-- INSTRUCTIONS TO FOLLOW --
Where the data below has the string "suhu", return the whole line.

-- LISTING --
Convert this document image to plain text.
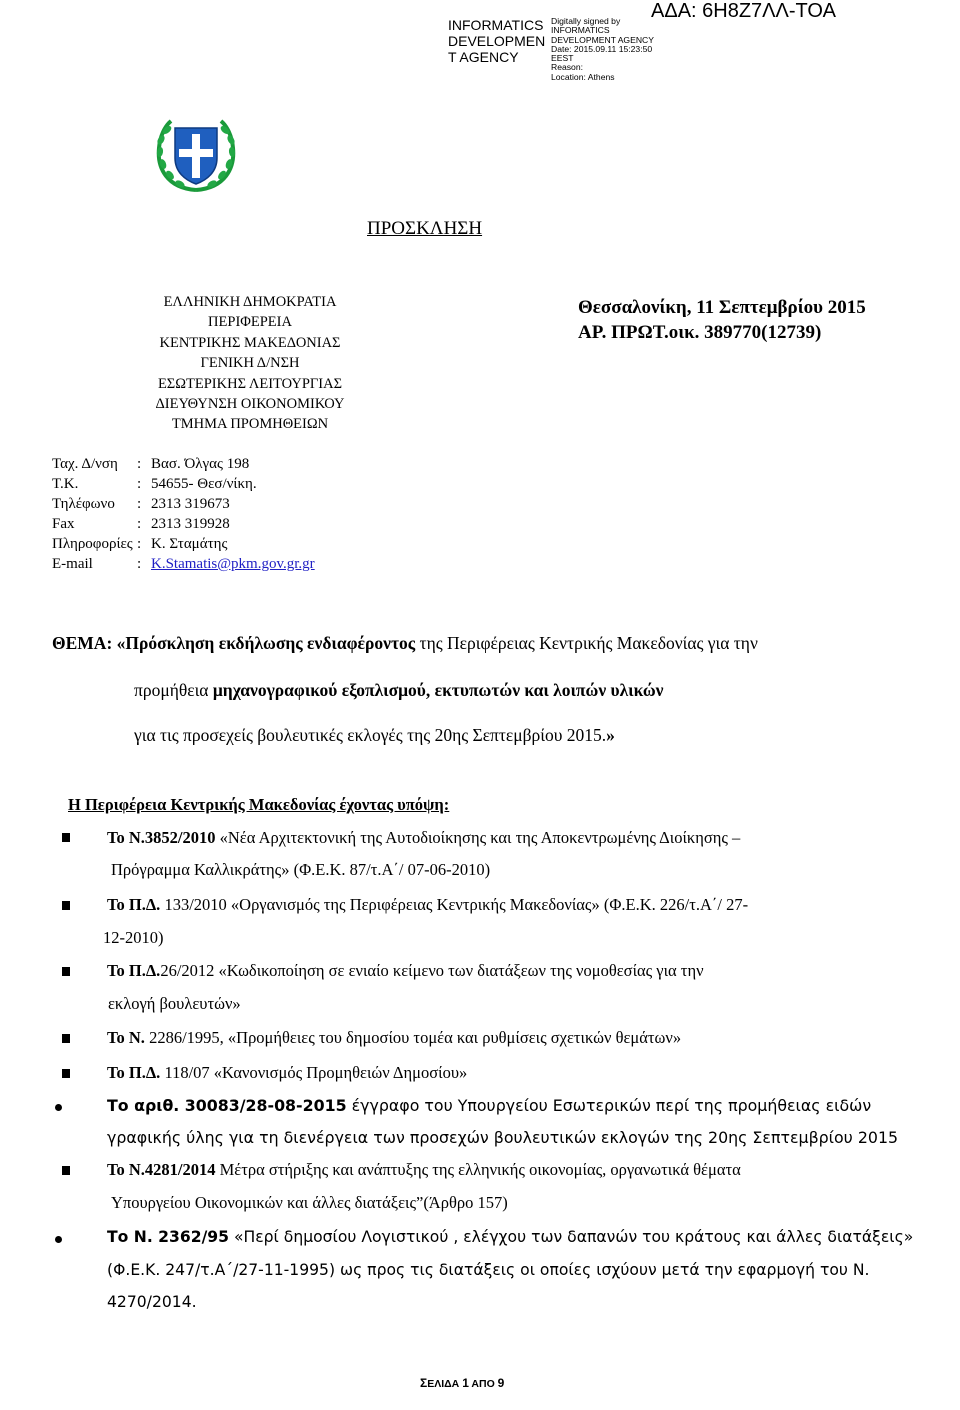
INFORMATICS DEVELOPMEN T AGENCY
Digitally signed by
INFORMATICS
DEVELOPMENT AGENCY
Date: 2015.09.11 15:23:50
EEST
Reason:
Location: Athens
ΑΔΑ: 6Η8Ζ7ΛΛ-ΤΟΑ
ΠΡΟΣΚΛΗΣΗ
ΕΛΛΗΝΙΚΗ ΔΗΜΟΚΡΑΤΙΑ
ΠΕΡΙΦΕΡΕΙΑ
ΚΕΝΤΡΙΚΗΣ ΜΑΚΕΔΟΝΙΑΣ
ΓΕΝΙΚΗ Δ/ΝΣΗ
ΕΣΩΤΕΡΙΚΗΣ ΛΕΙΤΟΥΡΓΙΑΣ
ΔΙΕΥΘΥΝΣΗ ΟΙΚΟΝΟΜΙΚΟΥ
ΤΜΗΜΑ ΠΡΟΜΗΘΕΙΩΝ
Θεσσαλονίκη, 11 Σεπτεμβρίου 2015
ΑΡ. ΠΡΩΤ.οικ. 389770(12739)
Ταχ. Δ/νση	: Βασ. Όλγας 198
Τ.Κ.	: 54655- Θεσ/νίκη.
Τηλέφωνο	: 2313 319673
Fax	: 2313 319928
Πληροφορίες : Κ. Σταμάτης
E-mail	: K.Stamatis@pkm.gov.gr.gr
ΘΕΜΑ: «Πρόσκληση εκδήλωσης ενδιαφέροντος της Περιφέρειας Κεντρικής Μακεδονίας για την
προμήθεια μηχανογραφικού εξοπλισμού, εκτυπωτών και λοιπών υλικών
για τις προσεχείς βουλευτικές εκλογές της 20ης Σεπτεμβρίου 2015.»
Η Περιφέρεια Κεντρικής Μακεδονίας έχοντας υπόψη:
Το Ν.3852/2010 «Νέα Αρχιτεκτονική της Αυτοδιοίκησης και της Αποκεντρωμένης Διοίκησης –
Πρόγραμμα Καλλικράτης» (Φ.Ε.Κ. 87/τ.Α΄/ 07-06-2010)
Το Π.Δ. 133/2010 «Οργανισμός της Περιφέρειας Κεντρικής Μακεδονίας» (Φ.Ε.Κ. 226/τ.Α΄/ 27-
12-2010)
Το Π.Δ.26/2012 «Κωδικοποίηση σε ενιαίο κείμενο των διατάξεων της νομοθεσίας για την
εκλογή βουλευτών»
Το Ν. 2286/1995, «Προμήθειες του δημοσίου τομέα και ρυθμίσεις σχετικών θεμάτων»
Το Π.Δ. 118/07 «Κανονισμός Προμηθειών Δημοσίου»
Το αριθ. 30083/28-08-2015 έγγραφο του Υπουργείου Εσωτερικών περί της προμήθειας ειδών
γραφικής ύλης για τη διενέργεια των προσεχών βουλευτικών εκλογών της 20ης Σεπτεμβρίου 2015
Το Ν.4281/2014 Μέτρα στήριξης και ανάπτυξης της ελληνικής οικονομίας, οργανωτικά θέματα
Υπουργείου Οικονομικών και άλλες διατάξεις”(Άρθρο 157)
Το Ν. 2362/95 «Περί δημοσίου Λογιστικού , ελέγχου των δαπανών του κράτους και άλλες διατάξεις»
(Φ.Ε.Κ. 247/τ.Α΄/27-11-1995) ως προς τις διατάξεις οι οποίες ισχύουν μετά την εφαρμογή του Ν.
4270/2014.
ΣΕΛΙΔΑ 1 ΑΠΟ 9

* * *

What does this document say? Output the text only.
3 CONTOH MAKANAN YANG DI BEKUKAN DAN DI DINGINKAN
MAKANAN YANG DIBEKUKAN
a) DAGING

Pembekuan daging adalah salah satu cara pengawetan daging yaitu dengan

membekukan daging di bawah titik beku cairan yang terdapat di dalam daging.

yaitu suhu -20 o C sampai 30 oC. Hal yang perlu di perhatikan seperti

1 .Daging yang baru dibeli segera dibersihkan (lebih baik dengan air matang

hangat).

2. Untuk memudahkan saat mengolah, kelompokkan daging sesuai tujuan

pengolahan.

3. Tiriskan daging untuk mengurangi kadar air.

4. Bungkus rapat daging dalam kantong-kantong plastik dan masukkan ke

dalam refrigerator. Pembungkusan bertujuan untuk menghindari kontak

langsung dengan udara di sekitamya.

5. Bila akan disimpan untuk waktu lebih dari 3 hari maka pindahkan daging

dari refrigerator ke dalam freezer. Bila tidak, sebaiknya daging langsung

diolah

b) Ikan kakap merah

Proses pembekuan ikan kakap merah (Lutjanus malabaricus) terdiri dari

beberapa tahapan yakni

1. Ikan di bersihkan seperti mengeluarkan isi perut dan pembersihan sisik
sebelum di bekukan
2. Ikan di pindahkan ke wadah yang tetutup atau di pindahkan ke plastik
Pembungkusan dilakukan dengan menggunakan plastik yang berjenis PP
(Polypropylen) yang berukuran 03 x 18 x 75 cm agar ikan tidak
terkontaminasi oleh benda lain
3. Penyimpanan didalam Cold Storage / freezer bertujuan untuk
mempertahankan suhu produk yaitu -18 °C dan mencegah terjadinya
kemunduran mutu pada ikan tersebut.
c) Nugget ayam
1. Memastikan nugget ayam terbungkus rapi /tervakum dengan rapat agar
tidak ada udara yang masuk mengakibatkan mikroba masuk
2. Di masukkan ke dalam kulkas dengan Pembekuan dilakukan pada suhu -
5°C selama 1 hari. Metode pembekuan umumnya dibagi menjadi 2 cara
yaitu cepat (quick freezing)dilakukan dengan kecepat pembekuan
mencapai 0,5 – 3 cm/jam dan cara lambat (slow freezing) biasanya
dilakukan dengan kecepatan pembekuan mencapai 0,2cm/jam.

-- TASK OUTPUT --
yaitu suhu -20 o C sampai 30 oC. Hal yang perlu di perhatikan seperti
mempertahankan suhu produk yaitu -18 °C dan mencegah terjadinya
2. Di masukkan ke dalam kulkas dengan Pembekuan dilakukan pada suhu -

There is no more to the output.